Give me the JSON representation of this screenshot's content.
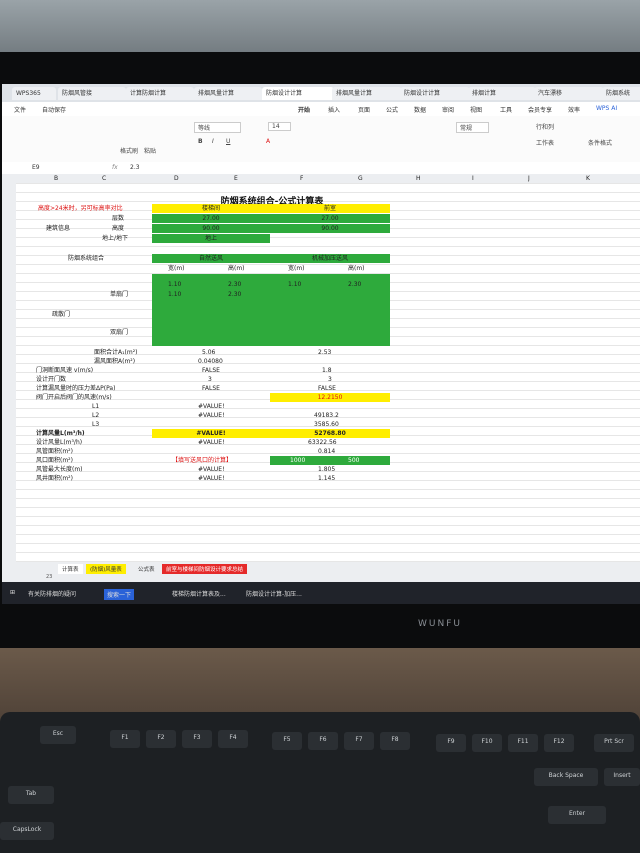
{
  "browser_tabs": [
    "WPS365",
    "防烟风管接",
    "计算防烟计算",
    "排烟风量计算",
    "防烟设计计算",
    "排烟风量计算",
    "防烟设计计算",
    "排烟计算",
    "汽车漂移",
    "防烟系统"
  ],
  "menu": [
    "文件",
    "自动保存",
    "开始",
    "插入",
    "页面",
    "公式",
    "数据",
    "审阅",
    "视图",
    "工具",
    "会员专享",
    "效率",
    "WPS AI"
  ],
  "ribbon": {
    "format": "格式刷",
    "paste": "粘贴",
    "font": "等线",
    "size": "14",
    "numfmt": "常规",
    "rows": "行和列",
    "worksheet": "工作表",
    "condfmt": "条件格式"
  },
  "formula_bar": {
    "cell": "E9",
    "fx": "fx",
    "value": "2.3"
  },
  "columns": [
    "A",
    "B",
    "C",
    "D",
    "E",
    "F",
    "G",
    "H",
    "I",
    "J",
    "K",
    "L",
    "M"
  ],
  "sheet": {
    "title": "防烟系统组合-公式计算表",
    "note": "高度>24米时，另可标高率对比",
    "hdr_left": "楼梯间",
    "hdr_right": "前室",
    "building_info": "建筑信息",
    "floors_label": "层数",
    "height_label": "高度",
    "above_label": "地上/地下",
    "floors_left": "27.00",
    "floors_right": "27.00",
    "height_left": "90.00",
    "height_right": "90.00",
    "above_left": "地上",
    "combo_label": "防烟系统组合",
    "combo_left": "自然送风",
    "combo_right": "机械加压送风",
    "width_label": "宽(m)",
    "high_label": "高(m)",
    "door_label": "疏散门",
    "single_door": "单扇门",
    "double_door": "双扇门",
    "d1_w": "1.10",
    "d1_h": "2.30",
    "d1_w2": "1.10",
    "d1_h2": "2.30",
    "d2_w": "1.10",
    "d2_h": "2.30",
    "area_label": "面积合计A₁(m²)",
    "area_left": "5.06",
    "area_right": "2.53",
    "leak_label": "漏风面积A(m²)",
    "leak_left": "0.04080",
    "v_label": "门洞断面风速 v(m/s)",
    "v_left": "FALSE",
    "v_right": "1.8",
    "n_label": "设计开门数",
    "n_left": "3",
    "n_right": "3",
    "p_label": "计算漏风量时的压力差ΔP(Pa)",
    "p_left": "FALSE",
    "p_right": "FALSE",
    "vel_label": "阀门开启后阀门的风速(m/s)",
    "vel_right": "12.2150",
    "l1": "L1",
    "l2": "L2",
    "l3": "L3",
    "l1_left": "#VALUE!",
    "l2_left": "#VALUE!",
    "l2_right": "49183.2",
    "l3_right": "3585.60",
    "calc_label": "计算风量L(m³/h)",
    "calc_left": "#VALUE!",
    "calc_right": "52768.80",
    "design_label": "设计风量L(m³/h)",
    "design_left": "#VALUE!",
    "design_right": "63322.56",
    "duct_label": "风管面积(m²)",
    "duct_right": "0.814",
    "outlet_label": "风口面积(m²)",
    "outlet_note": "【填写送风口的计算】",
    "outlet_r1": "1000",
    "outlet_r2": "500",
    "len_label": "风管最大长度(m)",
    "len_left": "#VALUE!",
    "len_right": "1.805",
    "shaft_label": "风井面积(m²)",
    "shaft_left": "#VALUE!",
    "shaft_right": "1.145"
  },
  "sheet_tabs": [
    "计算表",
    "(防烟)风量表",
    "公式表",
    "前室与楼梯间防烟设计要求总结"
  ],
  "status_cell": "23",
  "taskbar": [
    "有关防排烟的疑问",
    "搜索一下",
    "楼梯防烟计算表及...",
    "防烟设计计算-加压..."
  ],
  "monitor_brand": "WUNFU",
  "keys": [
    "Esc",
    "F1",
    "F2",
    "F3",
    "F4",
    "F5",
    "F6",
    "F7",
    "F8",
    "F9",
    "F10",
    "F11",
    "F12",
    "Prt Scr",
    "Back Space",
    "Tab",
    "Enter",
    "CapsLock",
    "Insert"
  ]
}
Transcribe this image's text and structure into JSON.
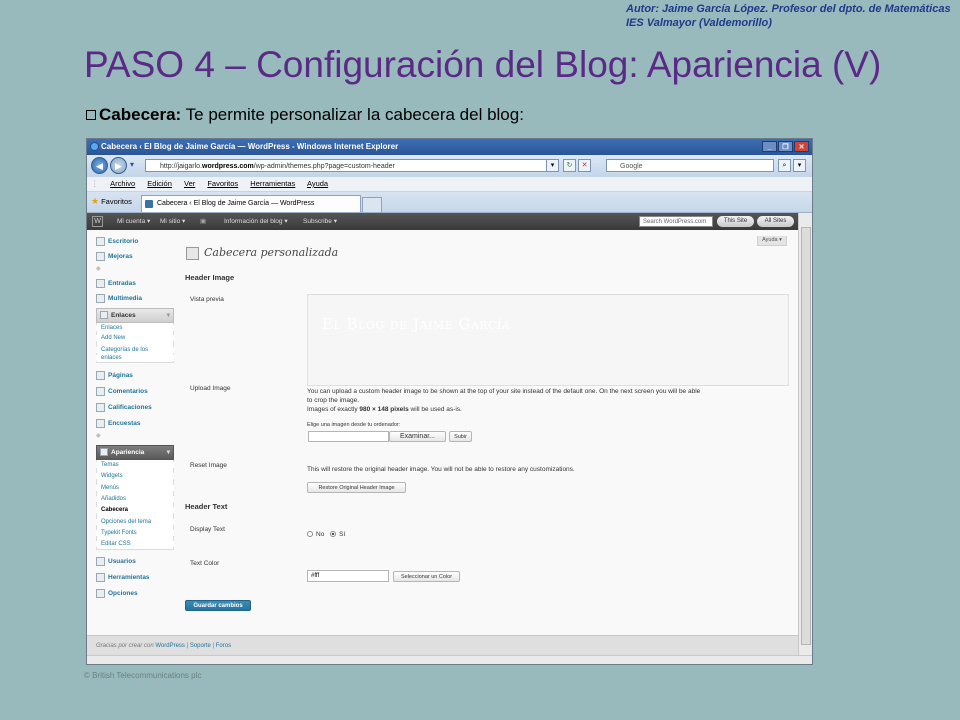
{
  "slide": {
    "author_line1": "Autor: Jaime García López. Profesor del dpto. de Matemáticas",
    "author_line2": "IES Valmayor (Valdemorillo)",
    "title": "PASO 4 – Configuración del Blog: Apariencia (V)",
    "bullet_bold": "Cabecera:",
    "bullet_text": " Te permite personalizar la cabecera del blog:",
    "copyright": "© British Telecommunications plc"
  },
  "browser": {
    "window_title": "Cabecera ‹ El Blog de Jaime García — WordPress - Windows Internet Explorer",
    "url_prefix": "http://jaigarlo.",
    "url_domain": "wordpress.com",
    "url_suffix": "/wp-admin/themes.php?page=custom-header",
    "search_placeholder": "Google",
    "menu": [
      "Archivo",
      "Edición",
      "Ver",
      "Favoritos",
      "Herramientas",
      "Ayuda"
    ],
    "favorites_label": "Favoritos",
    "tab_title": "Cabecera ‹ El Blog de Jaime García — WordPress"
  },
  "wpbar": {
    "items": [
      "Mi cuenta ▾",
      "Mi sitio ▾",
      "Información del blog ▾",
      "Subscribe ▾"
    ],
    "search_placeholder": "Search WordPress.com",
    "this_site": "This Site",
    "all_sites": "All Sites"
  },
  "sidebar": {
    "escritorio": "Escritorio",
    "mejoras": "Mejoras",
    "entradas": "Entradas",
    "multimedia": "Multimedia",
    "enlaces": "Enlaces",
    "enlaces_sub": [
      "Enlaces",
      "Add New",
      "Categorías de los",
      "enlaces"
    ],
    "paginas": "Páginas",
    "comentarios": "Comentarios",
    "calificaciones": "Calificaciones",
    "encuestas": "Encuestas",
    "apariencia": "Apariencia",
    "apariencia_sub": [
      "Temas",
      "Widgets",
      "Menús",
      "Añadidos",
      "Cabecera",
      "Opciones del tema",
      "Typekit Fonts",
      "Editar CSS"
    ],
    "usuarios": "Usuarios",
    "herramientas": "Herramientas",
    "opciones": "Opciones"
  },
  "main": {
    "help": "Ayuda ▾",
    "page_title": "Cabecera personalizada",
    "header_image_heading": "Header Image",
    "preview_label": "Vista previa",
    "preview_text": "El Blog de Jaime García",
    "upload_label": "Upload Image",
    "upload_desc_1": "You can upload a custom header image to be shown at the top of your site instead of the default one. On the next screen you will be able",
    "upload_desc_2": "to crop the image.",
    "upload_desc_3a": "Images of exactly ",
    "upload_desc_3b": "980 × 148 pixels",
    "upload_desc_3c": " will be used as-is.",
    "choose_image": "Elige una imagen desde tu ordenador:",
    "browse_button": "Examinar...",
    "upload_button": "Subir",
    "reset_label": "Reset Image",
    "reset_desc": "This will restore the original header image. You will not be able to restore any customizations.",
    "restore_button": "Restore Original Header Image",
    "header_text_heading": "Header Text",
    "display_text_label": "Display Text",
    "radio_no": "No",
    "radio_si": "Sí",
    "text_color_label": "Text Color",
    "text_color_value": "#fff",
    "select_color_button": "Seleccionar un Color",
    "save_button": "Guardar cambios"
  },
  "footer": {
    "prefix": "Gracias por crear con ",
    "wordpress": "WordPress",
    "sep1": " | ",
    "soporte": "Soporte",
    "sep2": " | ",
    "foros": "Foros"
  }
}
#####
Print the complete listing exactly as it stands, without its pictures.

# PROBLEM SOLUTION
Give me the JSON representation of this screenshot's content.
{
  "browser_tabs": [
    "WPS365",
    "防烟风管接",
    "计算防烟计算",
    "排烟风量计算",
    "防烟设计计算",
    "排烟风量计算",
    "防烟设计计算",
    "排烟计算",
    "汽车漂移",
    "防烟系统"
  ],
  "menu": [
    "文件",
    "自动保存",
    "开始",
    "插入",
    "页面",
    "公式",
    "数据",
    "审阅",
    "视图",
    "工具",
    "会员专享",
    "效率",
    "WPS AI"
  ],
  "ribbon": {
    "format": "格式刷",
    "paste": "粘贴",
    "font": "等线",
    "size": "14",
    "numfmt": "常规",
    "rows": "行和列",
    "worksheet": "工作表",
    "condfmt": "条件格式"
  },
  "formula_bar": {
    "cell": "E9",
    "fx": "fx",
    "value": "2.3"
  },
  "columns": [
    "A",
    "B",
    "C",
    "D",
    "E",
    "F",
    "G",
    "H",
    "I",
    "J",
    "K",
    "L",
    "M"
  ],
  "sheet": {
    "title": "防烟系统组合-公式计算表",
    "note": "高度>24米时，另可标高率对比",
    "hdr_left": "楼梯间",
    "hdr_right": "前室",
    "building_info": "建筑信息",
    "floors_label": "层数",
    "height_label": "高度",
    "above_label": "地上/地下",
    "floors_left": "27.00",
    "floors_right": "27.00",
    "height_left": "90.00",
    "height_right": "90.00",
    "above_left": "地上",
    "combo_label": "防烟系统组合",
    "combo_left": "自然送风",
    "combo_right": "机械加压送风",
    "width_label": "宽(m)",
    "high_label": "高(m)",
    "door_label": "疏散门",
    "single_door": "单扇门",
    "double_door": "双扇门",
    "d1_w": "1.10",
    "d1_h": "2.30",
    "d1_w2": "1.10",
    "d1_h2": "2.30",
    "d2_w": "1.10",
    "d2_h": "2.30",
    "area_label": "面积合计A₁(m²)",
    "area_left": "5.06",
    "area_right": "2.53",
    "leak_label": "漏风面积A(m²)",
    "leak_left": "0.04080",
    "v_label": "门洞断面风速 v(m/s)",
    "v_left": "FALSE",
    "v_right": "1.8",
    "n_label": "设计开门数",
    "n_left": "3",
    "n_right": "3",
    "p_label": "计算漏风量时的压力差ΔP(Pa)",
    "p_left": "FALSE",
    "p_right": "FALSE",
    "vel_label": "阀门开启后阀门的风速(m/s)",
    "vel_right": "12.2150",
    "l1": "L1",
    "l2": "L2",
    "l3": "L3",
    "l1_left": "#VALUE!",
    "l2_left": "#VALUE!",
    "l2_right": "49183.2",
    "l3_right": "3585.60",
    "calc_label": "计算风量L(m³/h)",
    "calc_left": "#VALUE!",
    "calc_right": "52768.80",
    "design_label": "设计风量L(m³/h)",
    "design_left": "#VALUE!",
    "design_right": "63322.56",
    "duct_label": "风管面积(m²)",
    "duct_right": "0.814",
    "outlet_label": "风口面积(m²)",
    "outlet_note": "【填写送风口的计算】",
    "outlet_r1": "1000",
    "outlet_r2": "500",
    "len_label": "风管最大长度(m)",
    "len_left": "#VALUE!",
    "len_right": "1.805",
    "shaft_label": "风井面积(m²)",
    "shaft_left": "#VALUE!",
    "shaft_right": "1.145"
  },
  "sheet_tabs": [
    "计算表",
    "(防烟)风量表",
    "公式表",
    "前室与楼梯间防烟设计要求总结"
  ],
  "status_cell": "23",
  "taskbar": [
    "有关防排烟的疑问",
    "搜索一下",
    "楼梯防烟计算表及...",
    "防烟设计计算-加压..."
  ],
  "monitor_brand": "WUNFU",
  "keys": [
    "Esc",
    "F1",
    "F2",
    "F3",
    "F4",
    "F5",
    "F6",
    "F7",
    "F8",
    "F9",
    "F10",
    "F11",
    "F12",
    "Prt Scr",
    "Back Space",
    "Tab",
    "Enter",
    "CapsLock",
    "Insert"
  ]
}
Transcribe this image's text and structure into JSON.
{
  "slide": {
    "author_line1": "Autor: Jaime García López. Profesor del dpto. de Matemáticas",
    "author_line2": "IES Valmayor (Valdemorillo)",
    "title": "PASO 4 – Configuración del Blog: Apariencia (V)",
    "bullet_bold": "Cabecera:",
    "bullet_text": " Te permite personalizar la cabecera del blog:",
    "copyright": "© British Telecommunications plc"
  },
  "browser": {
    "window_title": "Cabecera ‹ El Blog de Jaime García — WordPress - Windows Internet Explorer",
    "url_prefix": "http://jaigarlo.",
    "url_domain": "wordpress.com",
    "url_suffix": "/wp-admin/themes.php?page=custom-header",
    "search_placeholder": "Google",
    "menu": [
      "Archivo",
      "Edición",
      "Ver",
      "Favoritos",
      "Herramientas",
      "Ayuda"
    ],
    "favorites_label": "Favoritos",
    "tab_title": "Cabecera ‹ El Blog de Jaime García — WordPress"
  },
  "wpbar": {
    "items": [
      "Mi cuenta ▾",
      "Mi sitio ▾",
      "Información del blog ▾",
      "Subscribe ▾"
    ],
    "search_placeholder": "Search WordPress.com",
    "this_site": "This Site",
    "all_sites": "All Sites"
  },
  "sidebar": {
    "escritorio": "Escritorio",
    "mejoras": "Mejoras",
    "entradas": "Entradas",
    "multimedia": "Multimedia",
    "enlaces": "Enlaces",
    "enlaces_sub": [
      "Enlaces",
      "Add New",
      "Categorías de los",
      "enlaces"
    ],
    "paginas": "Páginas",
    "comentarios": "Comentarios",
    "calificaciones": "Calificaciones",
    "encuestas": "Encuestas",
    "apariencia": "Apariencia",
    "apariencia_sub": [
      "Temas",
      "Widgets",
      "Menús",
      "Añadidos",
      "Cabecera",
      "Opciones del tema",
      "Typekit Fonts",
      "Editar CSS"
    ],
    "usuarios": "Usuarios",
    "herramientas": "Herramientas",
    "opciones": "Opciones"
  },
  "main": {
    "help": "Ayuda ▾",
    "page_title": "Cabecera personalizada",
    "header_image_heading": "Header Image",
    "preview_label": "Vista previa",
    "preview_text": "El Blog de Jaime García",
    "upload_label": "Upload Image",
    "upload_desc_1": "You can upload a custom header image to be shown at the top of your site instead of the default one. On the next screen you will be able",
    "upload_desc_2": "to crop the image.",
    "upload_desc_3a": "Images of exactly ",
    "upload_desc_3b": "980 × 148 pixels",
    "upload_desc_3c": " will be used as-is.",
    "choose_image": "Elige una imagen desde tu ordenador:",
    "browse_button": "Examinar...",
    "upload_button": "Subir",
    "reset_label": "Reset Image",
    "reset_desc": "This will restore the original header image. You will not be able to restore any customizations.",
    "restore_button": "Restore Original Header Image",
    "header_text_heading": "Header Text",
    "display_text_label": "Display Text",
    "radio_no": "No",
    "radio_si": "Sí",
    "text_color_label": "Text Color",
    "text_color_value": "#fff",
    "select_color_button": "Seleccionar un Color",
    "save_button": "Guardar cambios"
  },
  "footer": {
    "prefix": "Gracias por crear con ",
    "wordpress": "WordPress",
    "sep1": " | ",
    "soporte": "Soporte",
    "sep2": " | ",
    "foros": "Foros"
  }
}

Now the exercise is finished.